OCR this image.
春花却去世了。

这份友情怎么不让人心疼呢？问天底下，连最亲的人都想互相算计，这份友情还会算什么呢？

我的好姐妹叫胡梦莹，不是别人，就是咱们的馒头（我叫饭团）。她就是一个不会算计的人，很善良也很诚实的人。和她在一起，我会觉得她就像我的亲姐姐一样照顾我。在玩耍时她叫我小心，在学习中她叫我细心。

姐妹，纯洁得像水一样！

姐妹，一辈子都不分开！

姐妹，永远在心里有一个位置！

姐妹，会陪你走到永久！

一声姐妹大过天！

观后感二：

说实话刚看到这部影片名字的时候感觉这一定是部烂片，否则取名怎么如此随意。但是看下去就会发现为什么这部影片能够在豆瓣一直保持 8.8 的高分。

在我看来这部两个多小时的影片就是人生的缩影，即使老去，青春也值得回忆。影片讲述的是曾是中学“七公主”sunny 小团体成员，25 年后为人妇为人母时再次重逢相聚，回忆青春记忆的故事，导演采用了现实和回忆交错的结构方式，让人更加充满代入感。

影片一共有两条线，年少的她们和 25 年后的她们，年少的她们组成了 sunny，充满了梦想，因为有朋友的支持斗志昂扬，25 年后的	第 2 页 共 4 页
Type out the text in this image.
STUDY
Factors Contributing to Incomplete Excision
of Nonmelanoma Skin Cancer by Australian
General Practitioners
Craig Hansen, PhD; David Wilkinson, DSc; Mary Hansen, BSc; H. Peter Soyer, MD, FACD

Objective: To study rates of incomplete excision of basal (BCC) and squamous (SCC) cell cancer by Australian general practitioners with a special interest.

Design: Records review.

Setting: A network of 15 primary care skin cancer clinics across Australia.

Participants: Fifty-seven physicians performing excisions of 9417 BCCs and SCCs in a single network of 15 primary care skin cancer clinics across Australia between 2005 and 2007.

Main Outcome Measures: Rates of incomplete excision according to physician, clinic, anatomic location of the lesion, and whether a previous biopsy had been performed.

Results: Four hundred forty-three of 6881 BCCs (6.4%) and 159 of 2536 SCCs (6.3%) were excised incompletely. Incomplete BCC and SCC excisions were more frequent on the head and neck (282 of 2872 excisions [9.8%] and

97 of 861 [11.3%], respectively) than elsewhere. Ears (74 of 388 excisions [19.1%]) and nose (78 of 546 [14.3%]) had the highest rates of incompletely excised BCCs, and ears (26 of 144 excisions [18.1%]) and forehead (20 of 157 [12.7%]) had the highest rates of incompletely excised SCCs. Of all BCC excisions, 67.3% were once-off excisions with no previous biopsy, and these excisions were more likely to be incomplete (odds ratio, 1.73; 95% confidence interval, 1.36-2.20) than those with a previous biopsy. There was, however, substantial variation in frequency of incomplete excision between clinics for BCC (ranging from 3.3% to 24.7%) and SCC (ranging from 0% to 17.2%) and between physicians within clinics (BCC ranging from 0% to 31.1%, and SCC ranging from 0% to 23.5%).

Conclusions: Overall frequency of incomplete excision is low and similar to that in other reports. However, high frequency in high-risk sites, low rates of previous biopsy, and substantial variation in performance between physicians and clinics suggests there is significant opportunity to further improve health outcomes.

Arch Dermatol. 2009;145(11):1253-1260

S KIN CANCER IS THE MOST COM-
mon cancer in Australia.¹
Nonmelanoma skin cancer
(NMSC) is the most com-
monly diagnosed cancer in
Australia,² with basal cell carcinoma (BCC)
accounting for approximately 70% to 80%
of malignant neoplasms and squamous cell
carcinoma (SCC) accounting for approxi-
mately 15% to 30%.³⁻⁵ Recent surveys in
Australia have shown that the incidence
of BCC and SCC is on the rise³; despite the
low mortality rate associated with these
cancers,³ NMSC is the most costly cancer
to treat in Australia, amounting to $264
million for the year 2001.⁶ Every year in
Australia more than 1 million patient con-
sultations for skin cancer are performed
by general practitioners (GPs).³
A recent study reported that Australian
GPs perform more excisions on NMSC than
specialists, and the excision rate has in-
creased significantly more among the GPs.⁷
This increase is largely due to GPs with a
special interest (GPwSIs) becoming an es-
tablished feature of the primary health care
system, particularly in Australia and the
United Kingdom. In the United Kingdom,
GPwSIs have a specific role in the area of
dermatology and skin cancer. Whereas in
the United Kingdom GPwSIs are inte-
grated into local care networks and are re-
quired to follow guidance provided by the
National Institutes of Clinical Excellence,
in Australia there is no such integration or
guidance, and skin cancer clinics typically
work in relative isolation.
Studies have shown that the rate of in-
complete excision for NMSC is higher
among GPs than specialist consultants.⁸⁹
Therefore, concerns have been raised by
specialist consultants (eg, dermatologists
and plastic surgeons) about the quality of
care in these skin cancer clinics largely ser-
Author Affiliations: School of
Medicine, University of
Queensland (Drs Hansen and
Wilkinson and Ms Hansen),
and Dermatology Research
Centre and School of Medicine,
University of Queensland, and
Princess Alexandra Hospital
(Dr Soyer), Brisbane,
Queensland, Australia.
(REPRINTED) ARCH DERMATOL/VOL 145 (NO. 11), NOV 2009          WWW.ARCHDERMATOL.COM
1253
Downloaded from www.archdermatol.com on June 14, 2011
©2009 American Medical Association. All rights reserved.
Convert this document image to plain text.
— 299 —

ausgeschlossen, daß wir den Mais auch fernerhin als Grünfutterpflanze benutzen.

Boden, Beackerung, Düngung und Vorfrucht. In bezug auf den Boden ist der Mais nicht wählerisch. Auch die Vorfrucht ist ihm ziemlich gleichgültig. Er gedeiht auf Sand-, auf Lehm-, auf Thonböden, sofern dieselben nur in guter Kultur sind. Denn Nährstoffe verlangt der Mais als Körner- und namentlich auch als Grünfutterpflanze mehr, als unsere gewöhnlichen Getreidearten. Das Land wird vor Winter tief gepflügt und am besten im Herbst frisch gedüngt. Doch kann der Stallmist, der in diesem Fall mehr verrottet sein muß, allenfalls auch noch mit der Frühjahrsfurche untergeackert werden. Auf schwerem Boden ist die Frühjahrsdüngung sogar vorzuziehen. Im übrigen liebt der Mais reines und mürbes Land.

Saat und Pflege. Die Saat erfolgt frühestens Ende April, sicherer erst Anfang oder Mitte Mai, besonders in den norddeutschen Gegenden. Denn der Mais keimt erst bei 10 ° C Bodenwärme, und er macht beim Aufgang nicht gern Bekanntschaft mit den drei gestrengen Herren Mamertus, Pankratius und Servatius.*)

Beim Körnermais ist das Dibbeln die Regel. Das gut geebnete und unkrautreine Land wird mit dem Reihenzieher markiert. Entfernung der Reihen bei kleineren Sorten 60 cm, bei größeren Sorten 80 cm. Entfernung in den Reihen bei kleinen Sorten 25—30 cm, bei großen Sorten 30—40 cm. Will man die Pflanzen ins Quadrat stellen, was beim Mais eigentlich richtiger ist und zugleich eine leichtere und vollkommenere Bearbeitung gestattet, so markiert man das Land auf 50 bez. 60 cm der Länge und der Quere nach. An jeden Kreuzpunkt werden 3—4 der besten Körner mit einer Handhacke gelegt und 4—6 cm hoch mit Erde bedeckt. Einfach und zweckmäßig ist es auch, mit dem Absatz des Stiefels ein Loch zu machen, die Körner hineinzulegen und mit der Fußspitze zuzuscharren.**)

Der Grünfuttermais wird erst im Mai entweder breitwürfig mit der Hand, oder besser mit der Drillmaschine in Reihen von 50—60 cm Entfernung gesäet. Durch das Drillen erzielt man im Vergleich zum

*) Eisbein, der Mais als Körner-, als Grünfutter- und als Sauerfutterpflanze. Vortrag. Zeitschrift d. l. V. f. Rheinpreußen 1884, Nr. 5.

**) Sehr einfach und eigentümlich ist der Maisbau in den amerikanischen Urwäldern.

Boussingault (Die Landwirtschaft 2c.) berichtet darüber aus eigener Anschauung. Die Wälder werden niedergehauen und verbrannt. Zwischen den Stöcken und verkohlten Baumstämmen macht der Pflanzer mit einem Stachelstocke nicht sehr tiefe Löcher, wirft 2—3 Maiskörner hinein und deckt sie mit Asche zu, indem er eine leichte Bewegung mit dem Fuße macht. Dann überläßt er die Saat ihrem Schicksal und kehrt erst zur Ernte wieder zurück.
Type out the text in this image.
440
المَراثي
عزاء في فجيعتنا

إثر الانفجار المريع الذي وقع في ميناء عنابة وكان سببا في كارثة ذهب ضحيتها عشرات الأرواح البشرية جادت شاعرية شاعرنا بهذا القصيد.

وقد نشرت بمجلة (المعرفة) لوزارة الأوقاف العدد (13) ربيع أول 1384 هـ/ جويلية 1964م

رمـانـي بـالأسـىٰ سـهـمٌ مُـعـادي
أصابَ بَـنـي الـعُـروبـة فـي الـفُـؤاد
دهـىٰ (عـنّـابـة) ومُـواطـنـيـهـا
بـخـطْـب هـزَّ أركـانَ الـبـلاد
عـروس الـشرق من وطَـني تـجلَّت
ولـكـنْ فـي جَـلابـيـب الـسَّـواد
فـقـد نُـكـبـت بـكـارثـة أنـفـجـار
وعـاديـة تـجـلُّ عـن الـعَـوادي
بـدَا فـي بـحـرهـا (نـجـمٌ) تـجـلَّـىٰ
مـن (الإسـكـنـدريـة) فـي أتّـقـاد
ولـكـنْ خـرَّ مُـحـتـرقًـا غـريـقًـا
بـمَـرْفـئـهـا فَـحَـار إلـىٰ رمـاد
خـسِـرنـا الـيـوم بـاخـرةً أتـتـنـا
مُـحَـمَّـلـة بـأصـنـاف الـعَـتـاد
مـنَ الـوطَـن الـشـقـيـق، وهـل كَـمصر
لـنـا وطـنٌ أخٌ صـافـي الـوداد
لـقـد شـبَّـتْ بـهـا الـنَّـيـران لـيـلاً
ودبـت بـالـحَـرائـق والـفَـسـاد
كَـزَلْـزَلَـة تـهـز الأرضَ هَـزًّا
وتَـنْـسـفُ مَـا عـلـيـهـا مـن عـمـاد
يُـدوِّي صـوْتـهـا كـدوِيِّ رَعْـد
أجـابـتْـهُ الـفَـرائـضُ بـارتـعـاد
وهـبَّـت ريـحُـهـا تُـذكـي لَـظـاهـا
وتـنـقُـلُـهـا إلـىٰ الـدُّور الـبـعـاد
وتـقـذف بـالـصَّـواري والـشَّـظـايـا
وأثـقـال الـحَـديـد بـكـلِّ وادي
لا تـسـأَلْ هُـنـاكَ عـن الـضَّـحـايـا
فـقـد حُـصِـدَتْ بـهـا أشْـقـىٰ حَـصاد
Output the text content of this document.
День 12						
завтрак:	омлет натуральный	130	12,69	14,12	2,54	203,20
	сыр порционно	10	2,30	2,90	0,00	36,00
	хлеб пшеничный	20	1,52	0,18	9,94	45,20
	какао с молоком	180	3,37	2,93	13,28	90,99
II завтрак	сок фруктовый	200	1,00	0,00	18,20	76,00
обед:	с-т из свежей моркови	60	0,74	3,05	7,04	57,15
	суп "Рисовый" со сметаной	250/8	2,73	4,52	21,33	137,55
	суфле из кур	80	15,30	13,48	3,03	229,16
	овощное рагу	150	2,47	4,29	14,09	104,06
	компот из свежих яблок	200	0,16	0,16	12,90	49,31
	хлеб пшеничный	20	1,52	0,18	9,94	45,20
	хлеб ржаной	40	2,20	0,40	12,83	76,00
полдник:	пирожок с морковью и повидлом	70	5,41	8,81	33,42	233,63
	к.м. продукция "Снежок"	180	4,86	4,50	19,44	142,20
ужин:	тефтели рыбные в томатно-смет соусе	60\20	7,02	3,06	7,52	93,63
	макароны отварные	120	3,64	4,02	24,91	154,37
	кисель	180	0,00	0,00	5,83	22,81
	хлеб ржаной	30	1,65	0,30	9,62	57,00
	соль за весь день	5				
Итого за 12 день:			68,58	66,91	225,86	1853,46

**Goal**
State how many lines of the listing above include the word "text". Give nothing but the number.

**Task solution**
4